-- start of Dataset rows --

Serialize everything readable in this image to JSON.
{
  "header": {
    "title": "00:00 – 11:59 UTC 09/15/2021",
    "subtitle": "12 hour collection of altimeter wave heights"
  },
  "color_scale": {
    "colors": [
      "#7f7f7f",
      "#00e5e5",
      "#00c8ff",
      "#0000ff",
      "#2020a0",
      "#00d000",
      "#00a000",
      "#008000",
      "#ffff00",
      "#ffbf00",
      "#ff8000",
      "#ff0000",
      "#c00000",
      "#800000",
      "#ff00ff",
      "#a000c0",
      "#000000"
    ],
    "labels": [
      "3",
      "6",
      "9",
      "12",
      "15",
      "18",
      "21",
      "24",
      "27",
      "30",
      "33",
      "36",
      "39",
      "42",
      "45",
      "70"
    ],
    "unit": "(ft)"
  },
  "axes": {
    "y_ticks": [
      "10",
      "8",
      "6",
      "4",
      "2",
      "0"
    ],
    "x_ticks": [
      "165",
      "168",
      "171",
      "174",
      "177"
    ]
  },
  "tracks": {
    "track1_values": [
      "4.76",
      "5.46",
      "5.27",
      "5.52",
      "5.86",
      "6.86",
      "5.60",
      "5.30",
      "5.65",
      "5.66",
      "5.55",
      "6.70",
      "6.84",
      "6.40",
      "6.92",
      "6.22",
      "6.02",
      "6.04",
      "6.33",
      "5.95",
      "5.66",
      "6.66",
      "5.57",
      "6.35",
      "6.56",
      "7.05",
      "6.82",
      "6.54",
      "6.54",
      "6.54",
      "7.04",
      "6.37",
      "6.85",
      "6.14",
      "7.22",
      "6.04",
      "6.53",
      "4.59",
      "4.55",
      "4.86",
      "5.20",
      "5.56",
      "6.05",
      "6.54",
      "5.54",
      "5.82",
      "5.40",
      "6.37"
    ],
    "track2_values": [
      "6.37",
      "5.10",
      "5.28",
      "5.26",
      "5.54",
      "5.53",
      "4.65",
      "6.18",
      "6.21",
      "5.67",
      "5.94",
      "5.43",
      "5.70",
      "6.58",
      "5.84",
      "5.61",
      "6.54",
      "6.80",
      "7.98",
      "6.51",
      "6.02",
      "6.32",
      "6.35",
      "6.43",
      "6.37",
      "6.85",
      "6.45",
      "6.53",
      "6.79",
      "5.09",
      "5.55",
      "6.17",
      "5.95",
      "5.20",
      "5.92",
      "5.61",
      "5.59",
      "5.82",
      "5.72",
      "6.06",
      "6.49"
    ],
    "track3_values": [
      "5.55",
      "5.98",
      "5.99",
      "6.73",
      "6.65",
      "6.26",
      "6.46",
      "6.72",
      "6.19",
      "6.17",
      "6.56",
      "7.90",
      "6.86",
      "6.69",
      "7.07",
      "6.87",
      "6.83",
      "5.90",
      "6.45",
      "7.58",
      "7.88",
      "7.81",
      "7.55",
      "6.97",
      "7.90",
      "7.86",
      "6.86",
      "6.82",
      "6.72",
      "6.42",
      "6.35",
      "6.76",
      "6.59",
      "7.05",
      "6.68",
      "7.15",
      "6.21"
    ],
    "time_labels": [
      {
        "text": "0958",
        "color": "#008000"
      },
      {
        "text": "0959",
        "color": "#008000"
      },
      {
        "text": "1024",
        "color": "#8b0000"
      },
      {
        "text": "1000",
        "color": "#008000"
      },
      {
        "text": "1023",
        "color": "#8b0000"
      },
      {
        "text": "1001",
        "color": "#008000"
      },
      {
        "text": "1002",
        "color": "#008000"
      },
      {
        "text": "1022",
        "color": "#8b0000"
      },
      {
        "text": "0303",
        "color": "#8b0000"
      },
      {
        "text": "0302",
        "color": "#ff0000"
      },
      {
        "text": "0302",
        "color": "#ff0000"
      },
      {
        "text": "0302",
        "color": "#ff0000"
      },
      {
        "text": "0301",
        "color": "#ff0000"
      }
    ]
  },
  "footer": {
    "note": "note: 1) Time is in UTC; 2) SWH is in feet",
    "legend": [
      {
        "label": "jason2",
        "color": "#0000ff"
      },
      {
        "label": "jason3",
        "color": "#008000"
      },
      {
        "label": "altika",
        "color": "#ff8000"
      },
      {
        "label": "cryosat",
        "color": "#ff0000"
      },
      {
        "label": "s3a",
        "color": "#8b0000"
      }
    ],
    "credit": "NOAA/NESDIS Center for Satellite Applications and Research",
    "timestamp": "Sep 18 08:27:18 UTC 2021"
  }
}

-- end of Dataset rows --

● Exercise aim
Write all of the records out again exactly.

● Solved exercise
Serialize everything readable in this image to JSON.
{
  "header": {
    "title": "00:00 – 11:59 UTC 09/15/2021",
    "subtitle": "12 hour collection of altimeter wave heights"
  },
  "color_scale": {
    "colors": [
      "#7f7f7f",
      "#00e5e5",
      "#00c8ff",
      "#0000ff",
      "#2020a0",
      "#00d000",
      "#00a000",
      "#008000",
      "#ffff00",
      "#ffbf00",
      "#ff8000",
      "#ff0000",
      "#c00000",
      "#800000",
      "#ff00ff",
      "#a000c0",
      "#000000"
    ],
    "labels": [
      "3",
      "6",
      "9",
      "12",
      "15",
      "18",
      "21",
      "24",
      "27",
      "30",
      "33",
      "36",
      "39",
      "42",
      "45",
      "70"
    ],
    "unit": "(ft)"
  },
  "axes": {
    "y_ticks": [
      "10",
      "8",
      "6",
      "4",
      "2",
      "0"
    ],
    "x_ticks": [
      "165",
      "168",
      "171",
      "174",
      "177"
    ]
  },
  "tracks": {
    "track1_values": [
      "4.76",
      "5.46",
      "5.27",
      "5.52",
      "5.86",
      "6.86",
      "5.60",
      "5.30",
      "5.65",
      "5.66",
      "5.55",
      "6.70",
      "6.84",
      "6.40",
      "6.92",
      "6.22",
      "6.02",
      "6.04",
      "6.33",
      "5.95",
      "5.66",
      "6.66",
      "5.57",
      "6.35",
      "6.56",
      "7.05",
      "6.82",
      "6.54",
      "6.54",
      "6.54",
      "7.04",
      "6.37",
      "6.85",
      "6.14",
      "7.22",
      "6.04",
      "6.53",
      "4.59",
      "4.55",
      "4.86",
      "5.20",
      "5.56",
      "6.05",
      "6.54",
      "5.54",
      "5.82",
      "5.40",
      "6.37"
    ],
    "track2_values": [
      "6.37",
      "5.10",
      "5.28",
      "5.26",
      "5.54",
      "5.53",
      "4.65",
      "6.18",
      "6.21",
      "5.67",
      "5.94",
      "5.43",
      "5.70",
      "6.58",
      "5.84",
      "5.61",
      "6.54",
      "6.80",
      "7.98",
      "6.51",
      "6.02",
      "6.32",
      "6.35",
      "6.43",
      "6.37",
      "6.85",
      "6.45",
      "6.53",
      "6.79",
      "5.09",
      "5.55",
      "6.17",
      "5.95",
      "5.20",
      "5.92",
      "5.61",
      "5.59",
      "5.82",
      "5.72",
      "6.06",
      "6.49"
    ],
    "track3_values": [
      "5.55",
      "5.98",
      "5.99",
      "6.73",
      "6.65",
      "6.26",
      "6.46",
      "6.72",
      "6.19",
      "6.17",
      "6.56",
      "7.90",
      "6.86",
      "6.69",
      "7.07",
      "6.87",
      "6.83",
      "5.90",
      "6.45",
      "7.58",
      "7.88",
      "7.81",
      "7.55",
      "6.97",
      "7.90",
      "7.86",
      "6.86",
      "6.82",
      "6.72",
      "6.42",
      "6.35",
      "6.76",
      "6.59",
      "7.05",
      "6.68",
      "7.15",
      "6.21"
    ],
    "time_labels": [
      {
        "text": "0958",
        "color": "#008000"
      },
      {
        "text": "0959",
        "color": "#008000"
      },
      {
        "text": "1024",
        "color": "#8b0000"
      },
      {
        "text": "1000",
        "color": "#008000"
      },
      {
        "text": "1023",
        "color": "#8b0000"
      },
      {
        "text": "1001",
        "color": "#008000"
      },
      {
        "text": "1002",
        "color": "#008000"
      },
      {
        "text": "1022",
        "color": "#8b0000"
      },
      {
        "text": "0303",
        "color": "#8b0000"
      },
      {
        "text": "0302",
        "color": "#ff0000"
      },
      {
        "text": "0302",
        "color": "#ff0000"
      },
      {
        "text": "0302",
        "color": "#ff0000"
      },
      {
        "text": "0301",
        "color": "#ff0000"
      }
    ]
  },
  "footer": {
    "note": "note: 1) Time is in UTC; 2) SWH is in feet",
    "legend": [
      {
        "label": "jason2",
        "color": "#0000ff"
      },
      {
        "label": "jason3",
        "color": "#008000"
      },
      {
        "label": "altika",
        "color": "#ff8000"
      },
      {
        "label": "cryosat",
        "color": "#ff0000"
      },
      {
        "label": "s3a",
        "color": "#8b0000"
      }
    ],
    "credit": "NOAA/NESDIS Center for Satellite Applications and Research",
    "timestamp": "Sep 18 08:27:18 UTC 2021"
  }
}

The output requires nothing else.